WRITTEN INSTRUCTION: Repeat the lines that follow, leaving nothing out.

··· DATA FOR THIS TASK ···

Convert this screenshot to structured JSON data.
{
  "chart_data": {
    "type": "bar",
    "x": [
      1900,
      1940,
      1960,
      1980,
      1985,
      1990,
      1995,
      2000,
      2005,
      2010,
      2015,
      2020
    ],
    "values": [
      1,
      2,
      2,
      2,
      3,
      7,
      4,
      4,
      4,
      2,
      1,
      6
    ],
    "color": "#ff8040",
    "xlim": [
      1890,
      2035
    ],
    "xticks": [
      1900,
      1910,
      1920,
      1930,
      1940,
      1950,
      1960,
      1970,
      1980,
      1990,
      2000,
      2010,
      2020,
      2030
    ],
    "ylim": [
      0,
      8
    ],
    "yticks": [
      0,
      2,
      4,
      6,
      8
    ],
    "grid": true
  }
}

···

COMPLETED TASK:
Convert this screenshot to structured JSON data.
{
  "chart_data": {
    "type": "bar",
    "x": [
      1900,
      1940,
      1960,
      1980,
      1985,
      1990,
      1995,
      2000,
      2005,
      2010,
      2015,
      2020
    ],
    "values": [
      1,
      2,
      2,
      2,
      3,
      7,
      4,
      4,
      4,
      2,
      1,
      6
    ],
    "color": "#ff8040",
    "xlim": [
      1890,
      2035
    ],
    "xticks": [
      1900,
      1910,
      1920,
      1930,
      1940,
      1950,
      1960,
      1970,
      1980,
      1990,
      2000,
      2010,
      2020,
      2030
    ],
    "ylim": [
      0,
      8
    ],
    "yticks": [
      0,
      2,
      4,
      6,
      8
    ],
    "grid": true
  }
}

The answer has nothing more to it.